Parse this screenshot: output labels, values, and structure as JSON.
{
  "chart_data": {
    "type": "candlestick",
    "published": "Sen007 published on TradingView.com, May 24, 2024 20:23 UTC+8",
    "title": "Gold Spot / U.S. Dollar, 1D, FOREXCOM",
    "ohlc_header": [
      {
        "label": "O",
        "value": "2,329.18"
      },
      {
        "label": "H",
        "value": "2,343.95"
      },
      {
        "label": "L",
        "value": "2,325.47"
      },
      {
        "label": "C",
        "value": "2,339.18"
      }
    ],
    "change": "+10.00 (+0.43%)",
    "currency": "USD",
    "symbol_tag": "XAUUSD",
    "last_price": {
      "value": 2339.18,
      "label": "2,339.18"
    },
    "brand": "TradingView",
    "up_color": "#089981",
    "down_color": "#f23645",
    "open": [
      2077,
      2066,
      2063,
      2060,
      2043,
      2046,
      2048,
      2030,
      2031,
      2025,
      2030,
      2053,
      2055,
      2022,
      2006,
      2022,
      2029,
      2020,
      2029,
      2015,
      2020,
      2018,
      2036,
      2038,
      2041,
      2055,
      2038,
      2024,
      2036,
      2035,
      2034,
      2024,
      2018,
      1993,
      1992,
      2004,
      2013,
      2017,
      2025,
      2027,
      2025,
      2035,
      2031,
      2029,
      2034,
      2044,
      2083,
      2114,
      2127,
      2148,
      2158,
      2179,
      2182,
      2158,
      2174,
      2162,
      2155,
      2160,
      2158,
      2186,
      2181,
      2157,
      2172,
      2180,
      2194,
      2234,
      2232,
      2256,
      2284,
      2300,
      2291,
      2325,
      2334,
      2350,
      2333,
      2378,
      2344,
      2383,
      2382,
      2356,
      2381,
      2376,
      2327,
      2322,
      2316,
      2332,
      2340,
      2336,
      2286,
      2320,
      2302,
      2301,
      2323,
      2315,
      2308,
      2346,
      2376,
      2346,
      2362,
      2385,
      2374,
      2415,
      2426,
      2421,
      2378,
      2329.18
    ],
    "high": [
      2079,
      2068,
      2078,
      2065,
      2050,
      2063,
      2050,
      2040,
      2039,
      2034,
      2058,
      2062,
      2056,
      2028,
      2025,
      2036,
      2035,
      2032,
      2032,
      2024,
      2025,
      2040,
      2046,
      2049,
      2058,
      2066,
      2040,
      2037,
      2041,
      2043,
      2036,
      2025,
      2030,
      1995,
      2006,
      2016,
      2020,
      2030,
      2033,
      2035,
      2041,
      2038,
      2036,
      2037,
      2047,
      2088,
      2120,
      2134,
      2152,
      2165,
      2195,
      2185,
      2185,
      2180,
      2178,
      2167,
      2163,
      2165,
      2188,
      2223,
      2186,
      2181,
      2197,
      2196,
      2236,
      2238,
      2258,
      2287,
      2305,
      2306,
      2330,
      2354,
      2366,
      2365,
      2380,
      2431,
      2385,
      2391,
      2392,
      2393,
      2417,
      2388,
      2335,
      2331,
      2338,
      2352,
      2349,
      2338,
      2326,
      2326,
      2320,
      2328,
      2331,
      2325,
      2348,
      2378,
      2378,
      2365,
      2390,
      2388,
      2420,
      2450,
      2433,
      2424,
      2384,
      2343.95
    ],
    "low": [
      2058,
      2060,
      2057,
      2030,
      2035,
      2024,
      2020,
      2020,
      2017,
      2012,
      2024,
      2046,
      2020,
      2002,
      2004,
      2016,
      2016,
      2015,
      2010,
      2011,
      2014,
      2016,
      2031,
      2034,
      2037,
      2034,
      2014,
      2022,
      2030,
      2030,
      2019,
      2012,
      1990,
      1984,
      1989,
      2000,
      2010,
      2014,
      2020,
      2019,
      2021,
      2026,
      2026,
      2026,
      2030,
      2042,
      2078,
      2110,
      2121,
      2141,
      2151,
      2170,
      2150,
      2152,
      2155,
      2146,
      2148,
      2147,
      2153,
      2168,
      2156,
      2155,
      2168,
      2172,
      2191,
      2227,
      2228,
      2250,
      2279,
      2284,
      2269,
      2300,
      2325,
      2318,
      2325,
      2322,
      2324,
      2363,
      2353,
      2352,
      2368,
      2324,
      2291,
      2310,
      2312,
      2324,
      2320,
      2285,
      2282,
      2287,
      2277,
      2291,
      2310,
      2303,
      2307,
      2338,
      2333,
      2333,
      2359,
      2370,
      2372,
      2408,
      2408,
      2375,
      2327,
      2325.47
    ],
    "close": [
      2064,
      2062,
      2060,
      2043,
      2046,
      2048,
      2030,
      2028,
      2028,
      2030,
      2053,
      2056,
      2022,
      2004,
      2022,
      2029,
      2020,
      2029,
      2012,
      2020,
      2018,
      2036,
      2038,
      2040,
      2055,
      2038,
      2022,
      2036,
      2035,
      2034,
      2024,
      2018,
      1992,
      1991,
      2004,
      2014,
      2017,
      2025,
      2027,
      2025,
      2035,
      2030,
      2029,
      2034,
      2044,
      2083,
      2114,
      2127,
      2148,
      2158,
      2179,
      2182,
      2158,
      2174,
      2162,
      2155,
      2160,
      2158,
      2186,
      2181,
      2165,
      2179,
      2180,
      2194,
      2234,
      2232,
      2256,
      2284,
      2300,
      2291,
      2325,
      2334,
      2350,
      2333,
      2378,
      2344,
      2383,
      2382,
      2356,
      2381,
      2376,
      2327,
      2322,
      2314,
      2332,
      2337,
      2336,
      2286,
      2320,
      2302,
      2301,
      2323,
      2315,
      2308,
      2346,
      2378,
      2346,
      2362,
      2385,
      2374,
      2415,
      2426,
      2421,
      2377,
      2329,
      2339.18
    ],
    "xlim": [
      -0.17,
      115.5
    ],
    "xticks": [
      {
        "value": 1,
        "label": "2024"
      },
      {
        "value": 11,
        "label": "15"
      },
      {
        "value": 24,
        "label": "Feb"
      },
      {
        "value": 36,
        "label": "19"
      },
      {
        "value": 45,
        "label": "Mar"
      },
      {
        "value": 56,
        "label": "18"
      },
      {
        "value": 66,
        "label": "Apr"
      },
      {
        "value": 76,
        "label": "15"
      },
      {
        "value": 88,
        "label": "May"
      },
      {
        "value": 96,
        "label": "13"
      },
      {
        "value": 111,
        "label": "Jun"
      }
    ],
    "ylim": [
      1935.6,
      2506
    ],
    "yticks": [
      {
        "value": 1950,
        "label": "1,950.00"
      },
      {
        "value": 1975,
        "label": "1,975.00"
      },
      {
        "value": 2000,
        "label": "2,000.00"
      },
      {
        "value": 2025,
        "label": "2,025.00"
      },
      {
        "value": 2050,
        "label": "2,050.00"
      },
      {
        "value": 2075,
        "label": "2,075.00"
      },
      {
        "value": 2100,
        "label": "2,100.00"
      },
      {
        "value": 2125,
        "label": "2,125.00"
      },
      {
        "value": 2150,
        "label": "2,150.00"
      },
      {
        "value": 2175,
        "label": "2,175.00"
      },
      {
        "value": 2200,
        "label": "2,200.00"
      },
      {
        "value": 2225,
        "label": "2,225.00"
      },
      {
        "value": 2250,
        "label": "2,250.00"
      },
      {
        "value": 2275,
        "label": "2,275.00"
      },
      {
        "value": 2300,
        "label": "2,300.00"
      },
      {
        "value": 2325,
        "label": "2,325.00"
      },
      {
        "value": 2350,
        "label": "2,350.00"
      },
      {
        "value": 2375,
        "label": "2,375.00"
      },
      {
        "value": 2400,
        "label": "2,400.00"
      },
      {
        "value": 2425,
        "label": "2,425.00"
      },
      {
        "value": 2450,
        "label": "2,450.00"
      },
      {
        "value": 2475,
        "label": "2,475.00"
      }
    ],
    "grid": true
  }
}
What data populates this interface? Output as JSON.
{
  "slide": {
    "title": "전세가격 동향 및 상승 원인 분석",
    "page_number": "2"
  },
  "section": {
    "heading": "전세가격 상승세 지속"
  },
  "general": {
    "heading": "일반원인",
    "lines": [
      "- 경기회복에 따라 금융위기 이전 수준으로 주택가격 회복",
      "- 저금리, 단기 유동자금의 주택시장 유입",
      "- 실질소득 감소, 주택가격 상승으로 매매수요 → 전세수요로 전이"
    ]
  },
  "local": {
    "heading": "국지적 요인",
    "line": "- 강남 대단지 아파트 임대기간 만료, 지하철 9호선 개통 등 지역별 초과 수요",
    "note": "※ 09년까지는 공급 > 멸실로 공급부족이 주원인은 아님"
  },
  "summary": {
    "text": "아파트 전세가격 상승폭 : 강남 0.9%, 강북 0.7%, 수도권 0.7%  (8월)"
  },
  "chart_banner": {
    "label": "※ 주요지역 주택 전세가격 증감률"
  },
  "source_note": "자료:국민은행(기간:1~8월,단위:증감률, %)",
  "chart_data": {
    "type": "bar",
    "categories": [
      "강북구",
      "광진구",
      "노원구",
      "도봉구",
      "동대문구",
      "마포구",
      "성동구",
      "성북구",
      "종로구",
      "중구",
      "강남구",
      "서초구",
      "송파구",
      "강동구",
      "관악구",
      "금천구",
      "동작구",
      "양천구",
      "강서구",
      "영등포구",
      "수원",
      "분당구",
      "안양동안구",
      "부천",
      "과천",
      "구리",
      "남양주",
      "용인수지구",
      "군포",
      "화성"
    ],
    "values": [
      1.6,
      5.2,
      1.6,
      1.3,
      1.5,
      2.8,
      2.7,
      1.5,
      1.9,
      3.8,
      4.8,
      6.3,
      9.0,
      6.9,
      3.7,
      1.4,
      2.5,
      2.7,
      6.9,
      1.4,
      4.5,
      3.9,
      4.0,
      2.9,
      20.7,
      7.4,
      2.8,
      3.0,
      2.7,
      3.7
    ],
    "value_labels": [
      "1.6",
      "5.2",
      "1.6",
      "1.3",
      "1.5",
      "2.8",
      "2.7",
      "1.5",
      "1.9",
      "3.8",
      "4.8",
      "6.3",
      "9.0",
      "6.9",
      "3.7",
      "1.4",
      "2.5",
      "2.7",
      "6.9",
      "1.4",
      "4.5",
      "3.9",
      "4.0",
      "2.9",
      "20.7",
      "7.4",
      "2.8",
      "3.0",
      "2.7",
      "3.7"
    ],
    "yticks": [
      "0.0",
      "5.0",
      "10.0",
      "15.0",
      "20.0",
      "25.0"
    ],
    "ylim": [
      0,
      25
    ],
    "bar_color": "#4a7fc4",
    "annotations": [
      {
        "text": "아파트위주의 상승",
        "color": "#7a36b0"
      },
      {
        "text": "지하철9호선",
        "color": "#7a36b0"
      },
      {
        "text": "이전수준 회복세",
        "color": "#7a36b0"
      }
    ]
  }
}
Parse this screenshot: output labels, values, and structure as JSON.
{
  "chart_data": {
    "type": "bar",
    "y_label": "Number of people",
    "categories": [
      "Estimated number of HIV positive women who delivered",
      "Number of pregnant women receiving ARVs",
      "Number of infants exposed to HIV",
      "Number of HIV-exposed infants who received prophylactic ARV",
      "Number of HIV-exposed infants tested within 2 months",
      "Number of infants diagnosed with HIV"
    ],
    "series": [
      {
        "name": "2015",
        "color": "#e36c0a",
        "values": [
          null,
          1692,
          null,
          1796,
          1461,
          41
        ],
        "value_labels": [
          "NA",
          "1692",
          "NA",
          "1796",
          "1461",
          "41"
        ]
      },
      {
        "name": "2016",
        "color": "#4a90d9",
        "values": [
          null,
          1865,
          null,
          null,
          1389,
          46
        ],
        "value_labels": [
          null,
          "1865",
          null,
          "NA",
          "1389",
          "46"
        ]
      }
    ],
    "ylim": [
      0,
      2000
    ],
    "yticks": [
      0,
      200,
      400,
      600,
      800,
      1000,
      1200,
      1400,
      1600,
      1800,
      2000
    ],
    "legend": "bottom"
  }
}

####################

Pick out each line above that includes "TradingView" and show it.

    "published": "Sen007 published on TradingView.com, May 24, 2024 20:23 UTC+8",
    "brand": "TradingView",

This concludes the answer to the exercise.